Aufgaben bearbeiten =>
**A.** Beantworte zum Textauszug über Wölfe die folgenden Fragen:
(i) An welcher Rechtsgrundlage scheitern Abschussgenehmigungen laut dem Sprecher des niedersächsischen Umweltministers?
(ii) Wie viele Wölfe in wie vielen Rudeln gibt es in Sachsen-Anhalt?
(iii) Innerhalb welcher Frist und in welchem Umkreis um den auslösenden Riss ermöglicht die Erlasslage von Dezember 2024 die Entnahme eines Wolfs?
**B.** Schreibe aus dem Textauszug über Wölfe den Abschnitt von „Das Bundesland habe“ bis einschließlich „Gang setzen könne.“ wortgetreu ab.

Textauszug =>
====

Niedersachsen hat laut einem Sprecher des dortigen Umweltministers Christian Meyer (Grüne) „bereits ein Dutzend Entnahmen von Wölfen erlaubt“, aber scheitern würden „solche Abschussgenehmigungen nicht am Bundesnaturschutzgesetz“, sondern am strengen Schutzstatus in der EU-Richtlinie. Daher sei aus niedersächsischer Sicht „vor allem das EU-Recht zu ändern, um zu einem wirksamen regionalen Wolfsmanagement zu kommen“. Der Sprecher weiter: „Eine Rechtsänderung auf Bundesebene ist dafür nicht erforderlich.“
Ausdrücklich gegen die brandenburgische Initiative wendet sich Sachsen-Anhalt, wo es mehr als 250 Wölfe in 32 Rudeln gibt. „Die Initiative weckt Erwartungen, die nach aktueller Rechtslage nicht erfüllt werden können. Deshalb wird sich Sachsen-Anhalt daran nicht beteiligen“, sagte der Umweltminister von Sachsen-Anhalt, Armin Willingmann (SPD), WELT.
Das Bundesland habe im Dezember 2024 „eine Erlasslage geschaffen, die bei Wolfsübergriffen mit Überwindung eines wolfsabweisenden Zaunes eine sofortige Einleitung einer beschleunigten Ausnahmegenehmigung zur Entnahme eines Wolfs innerhalb von 21 Tagen im Umkreis von 1000 Metern um den auslösenden Riss ermöglicht“. Dies sei „derzeit die schnellste Reaktionsmöglichkeit bei Wolfsübergriffen mit verursachten oder vermuteten ernsten Schäden“.
Hingegen versprächen Initiativen zur Änderung des Schutzstatus „kaum schnelle Handlungsfähigkeit“, ebenso wenig eine Aufnahme der Tiere ins Jagdrecht. Willingmann: „Das wäre reine Symbolpolitik“. Auch deshalb, weil erst einmal wissenschaftlich nachgewiesen werden müsste, dass es um die Gesamtpopulation der Wölfe in Deutschland so günstig bestellt sei, dass man Bestandsregulierungen in Gang setzen könne.

====

Datensatzeinträge =>
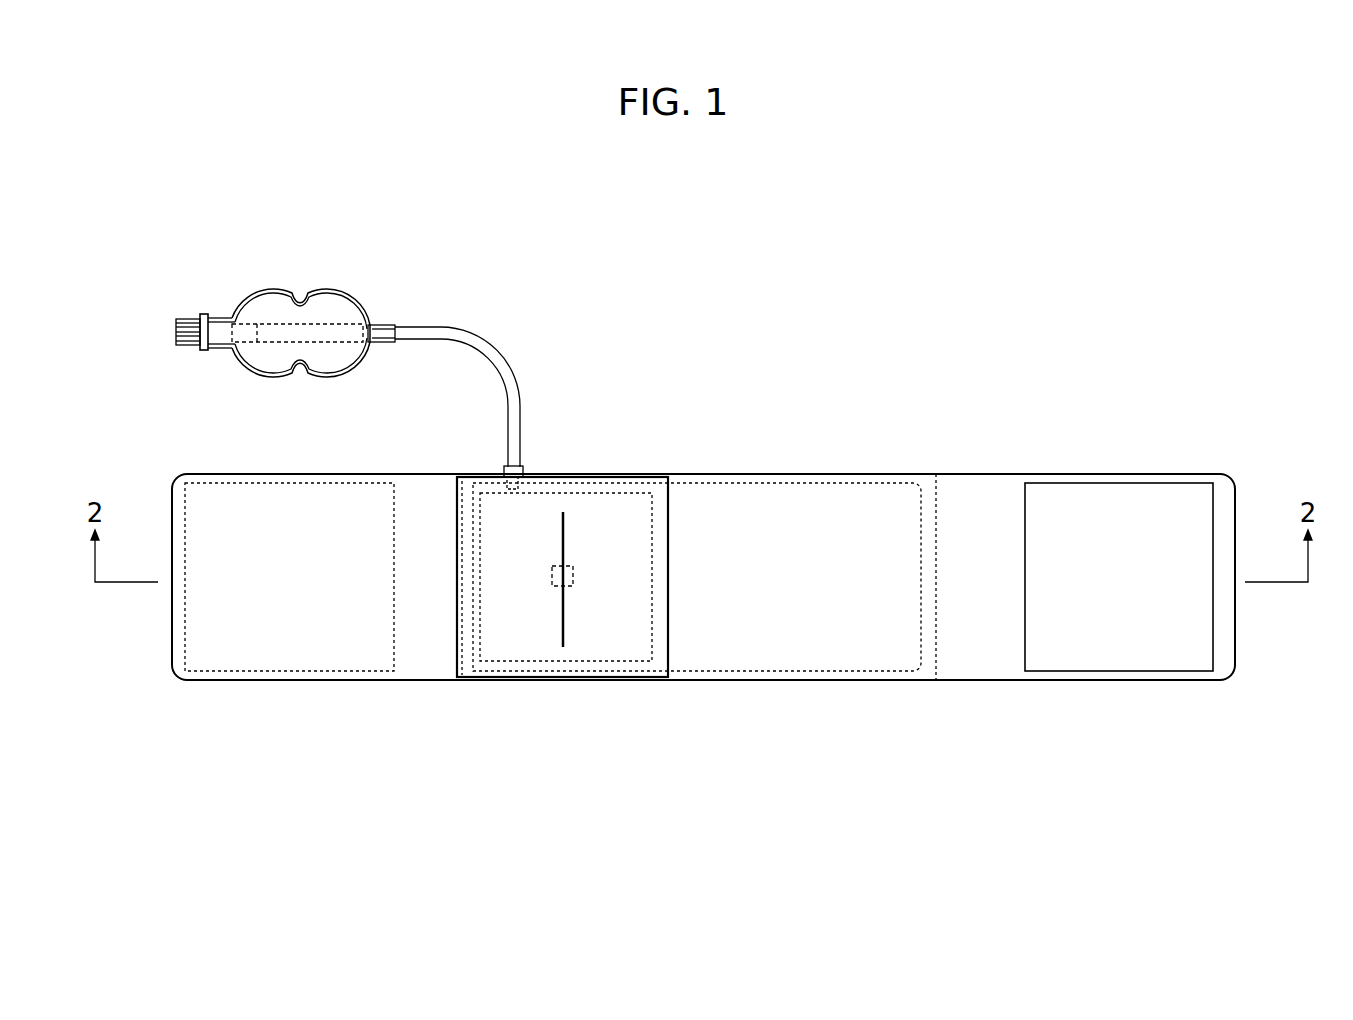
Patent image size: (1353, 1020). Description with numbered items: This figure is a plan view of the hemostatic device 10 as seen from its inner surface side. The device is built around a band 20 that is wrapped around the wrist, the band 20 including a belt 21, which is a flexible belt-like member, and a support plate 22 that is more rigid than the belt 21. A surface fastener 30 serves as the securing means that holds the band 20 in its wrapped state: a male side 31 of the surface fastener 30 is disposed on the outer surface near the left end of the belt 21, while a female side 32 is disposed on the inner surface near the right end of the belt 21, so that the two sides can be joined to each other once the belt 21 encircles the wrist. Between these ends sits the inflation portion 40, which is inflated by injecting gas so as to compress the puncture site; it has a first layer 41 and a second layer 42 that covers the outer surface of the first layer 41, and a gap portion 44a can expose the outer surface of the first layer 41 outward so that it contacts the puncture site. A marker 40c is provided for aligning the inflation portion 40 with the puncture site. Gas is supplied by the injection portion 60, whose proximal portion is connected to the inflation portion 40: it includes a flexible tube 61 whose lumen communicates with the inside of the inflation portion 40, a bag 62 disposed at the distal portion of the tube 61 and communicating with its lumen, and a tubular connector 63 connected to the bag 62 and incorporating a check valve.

The hemostatic device 10 is at (110, 134).
The band 20 is at (704, 512).
The belt 21 is at (915, 390).
The support plate 22 is at (892, 483).
The surface fastener 30 is at (220, 681).
The male side 31 is at (290, 672).
The female side 32 is at (1127, 673).
The inflation portion 40 is at (579, 588).
The marker 40c is at (574, 578).
The first layer 41 is at (612, 662).
The second layer 42 is at (457, 647).
The gap portion 44a is at (562, 628).
The injection portion 60 is at (332, 333).
The tube 61 is at (433, 327).
The bag 62 is at (348, 291).
The connector 63 is at (185, 320).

====

Lösungen der Aufgaben =>
**A.**
(i) Am strengen Schutzstatus in der EU-Richtlinie, nicht am Bundesnaturschutzgesetz.
(ii) Mehr als 250 Wölfe in 32 Rudeln.
(iii) Innerhalb von 21 Tagen im Umkreis von 1000 Metern.

**B.**
Das Bundesland habe im Dezember 2024 „eine Erlasslage geschaffen, die bei Wolfsübergriffen mit Überwindung eines wolfsabweisenden Zaunes eine sofortige Einleitung einer beschleunigten Ausnahmegenehmigung zur Entnahme eines Wolfs innerhalb von 21 Tagen im Umkreis von 1000 Metern um den auslösenden Riss ermöglicht“. Dies sei „derzeit die schnellste Reaktionsmöglichkeit bei Wolfsübergriffen mit verursachten oder vermuteten ernsten Schäden“.
Hingegen versprächen Initiativen zur Änderung des Schutzstatus „kaum schnelle Handlungsfähigkeit“, ebenso wenig eine Aufnahme der Tiere ins Jagdrecht. Willingmann: „Das wäre reine Symbolpolitik“. Auch deshalb, weil erst einmal wissenschaftlich nachgewiesen werden müsste, dass es um die Gesamtpopulation der Wölfe in Deutschland so günstig bestellt sei, dass man Bestandsregulierungen in Gang setzen könne.